### Problem to solve
In this exercise, reproduce all the entries that follow exactly.
Start Data for the task
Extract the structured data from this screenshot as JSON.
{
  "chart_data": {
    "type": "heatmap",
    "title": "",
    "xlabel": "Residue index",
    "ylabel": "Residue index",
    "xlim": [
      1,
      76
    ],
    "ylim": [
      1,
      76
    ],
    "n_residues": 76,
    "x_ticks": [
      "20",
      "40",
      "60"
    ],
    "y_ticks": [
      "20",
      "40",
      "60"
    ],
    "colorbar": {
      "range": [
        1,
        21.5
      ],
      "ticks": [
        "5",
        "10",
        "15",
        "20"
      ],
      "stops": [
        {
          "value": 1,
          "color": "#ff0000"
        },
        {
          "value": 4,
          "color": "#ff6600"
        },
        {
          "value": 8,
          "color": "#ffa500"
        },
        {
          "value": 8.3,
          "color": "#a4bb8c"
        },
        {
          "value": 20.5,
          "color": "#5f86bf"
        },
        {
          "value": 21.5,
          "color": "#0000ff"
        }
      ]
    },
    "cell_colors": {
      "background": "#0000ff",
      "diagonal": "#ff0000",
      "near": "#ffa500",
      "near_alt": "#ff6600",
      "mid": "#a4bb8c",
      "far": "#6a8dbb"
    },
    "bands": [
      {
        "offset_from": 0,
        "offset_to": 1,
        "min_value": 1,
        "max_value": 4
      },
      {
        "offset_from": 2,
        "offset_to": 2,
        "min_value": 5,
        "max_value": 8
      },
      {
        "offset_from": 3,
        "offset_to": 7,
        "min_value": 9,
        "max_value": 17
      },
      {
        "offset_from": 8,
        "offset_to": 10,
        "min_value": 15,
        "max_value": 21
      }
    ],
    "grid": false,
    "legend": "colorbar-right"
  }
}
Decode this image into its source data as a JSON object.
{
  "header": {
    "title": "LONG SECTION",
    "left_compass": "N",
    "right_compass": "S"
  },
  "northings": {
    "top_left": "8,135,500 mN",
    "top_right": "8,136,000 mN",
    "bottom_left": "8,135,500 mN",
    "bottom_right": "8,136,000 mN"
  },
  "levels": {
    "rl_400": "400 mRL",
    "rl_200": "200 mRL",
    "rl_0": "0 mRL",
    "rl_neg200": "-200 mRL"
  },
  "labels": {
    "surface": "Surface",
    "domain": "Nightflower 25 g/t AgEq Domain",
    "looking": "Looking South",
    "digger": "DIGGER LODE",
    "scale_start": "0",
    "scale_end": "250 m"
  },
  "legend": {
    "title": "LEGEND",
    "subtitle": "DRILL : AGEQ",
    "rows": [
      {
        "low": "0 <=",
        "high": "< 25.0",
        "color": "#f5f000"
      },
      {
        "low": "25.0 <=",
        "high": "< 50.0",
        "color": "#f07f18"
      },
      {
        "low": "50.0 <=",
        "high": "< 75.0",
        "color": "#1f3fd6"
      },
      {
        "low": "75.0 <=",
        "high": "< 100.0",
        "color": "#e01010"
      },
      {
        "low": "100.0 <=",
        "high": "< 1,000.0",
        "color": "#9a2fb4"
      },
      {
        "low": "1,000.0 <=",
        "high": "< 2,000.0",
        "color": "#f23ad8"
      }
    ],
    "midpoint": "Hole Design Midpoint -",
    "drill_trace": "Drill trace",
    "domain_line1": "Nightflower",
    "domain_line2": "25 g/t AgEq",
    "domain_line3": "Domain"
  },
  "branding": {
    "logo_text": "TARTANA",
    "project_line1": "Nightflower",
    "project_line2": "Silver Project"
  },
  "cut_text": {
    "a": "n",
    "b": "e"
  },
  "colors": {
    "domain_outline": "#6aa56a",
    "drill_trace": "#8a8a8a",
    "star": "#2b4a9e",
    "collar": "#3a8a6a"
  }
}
End Data for the task
### Full answer
Extract the structured data from this screenshot as JSON.
{
  "chart_data": {
    "type": "heatmap",
    "title": "",
    "xlabel": "Residue index",
    "ylabel": "Residue index",
    "xlim": [
      1,
      76
    ],
    "ylim": [
      1,
      76
    ],
    "n_residues": 76,
    "x_ticks": [
      "20",
      "40",
      "60"
    ],
    "y_ticks": [
      "20",
      "40",
      "60"
    ],
    "colorbar": {
      "range": [
        1,
        21.5
      ],
      "ticks": [
        "5",
        "10",
        "15",
        "20"
      ],
      "stops": [
        {
          "value": 1,
          "color": "#ff0000"
        },
        {
          "value": 4,
          "color": "#ff6600"
        },
        {
          "value": 8,
          "color": "#ffa500"
        },
        {
          "value": 8.3,
          "color": "#a4bb8c"
        },
        {
          "value": 20.5,
          "color": "#5f86bf"
        },
        {
          "value": 21.5,
          "color": "#0000ff"
        }
      ]
    },
    "cell_colors": {
      "background": "#0000ff",
      "diagonal": "#ff0000",
      "near": "#ffa500",
      "near_alt": "#ff6600",
      "mid": "#a4bb8c",
      "far": "#6a8dbb"
    },
    "bands": [
      {
        "offset_from": 0,
        "offset_to": 1,
        "min_value": 1,
        "max_value": 4
      },
      {
        "offset_from": 2,
        "offset_to": 2,
        "min_value": 5,
        "max_value": 8
      },
      {
        "offset_from": 3,
        "offset_to": 7,
        "min_value": 9,
        "max_value": 17
      },
      {
        "offset_from": 8,
        "offset_to": 10,
        "min_value": 15,
        "max_value": 21
      }
    ],
    "grid": false,
    "legend": "colorbar-right"
  }
}
Decode this image into its source data as a JSON object.
{
  "header": {
    "title": "LONG SECTION",
    "left_compass": "N",
    "right_compass": "S"
  },
  "northings": {
    "top_left": "8,135,500 mN",
    "top_right": "8,136,000 mN",
    "bottom_left": "8,135,500 mN",
    "bottom_right": "8,136,000 mN"
  },
  "levels": {
    "rl_400": "400 mRL",
    "rl_200": "200 mRL",
    "rl_0": "0 mRL",
    "rl_neg200": "-200 mRL"
  },
  "labels": {
    "surface": "Surface",
    "domain": "Nightflower 25 g/t AgEq Domain",
    "looking": "Looking South",
    "digger": "DIGGER LODE",
    "scale_start": "0",
    "scale_end": "250 m"
  },
  "legend": {
    "title": "LEGEND",
    "subtitle": "DRILL : AGEQ",
    "rows": [
      {
        "low": "0 <=",
        "high": "< 25.0",
        "color": "#f5f000"
      },
      {
        "low": "25.0 <=",
        "high": "< 50.0",
        "color": "#f07f18"
      },
      {
        "low": "50.0 <=",
        "high": "< 75.0",
        "color": "#1f3fd6"
      },
      {
        "low": "75.0 <=",
        "high": "< 100.0",
        "color": "#e01010"
      },
      {
        "low": "100.0 <=",
        "high": "< 1,000.0",
        "color": "#9a2fb4"
      },
      {
        "low": "1,000.0 <=",
        "high": "< 2,000.0",
        "color": "#f23ad8"
      }
    ],
    "midpoint": "Hole Design Midpoint -",
    "drill_trace": "Drill trace",
    "domain_line1": "Nightflower",
    "domain_line2": "25 g/t AgEq",
    "domain_line3": "Domain"
  },
  "branding": {
    "logo_text": "TARTANA",
    "project_line1": "Nightflower",
    "project_line2": "Silver Project"
  },
  "cut_text": {
    "a": "n",
    "b": "e"
  },
  "colors": {
    "domain_outline": "#6aa56a",
    "drill_trace": "#8a8a8a",
    "star": "#2b4a9e",
    "collar": "#3a8a6a"
  }
}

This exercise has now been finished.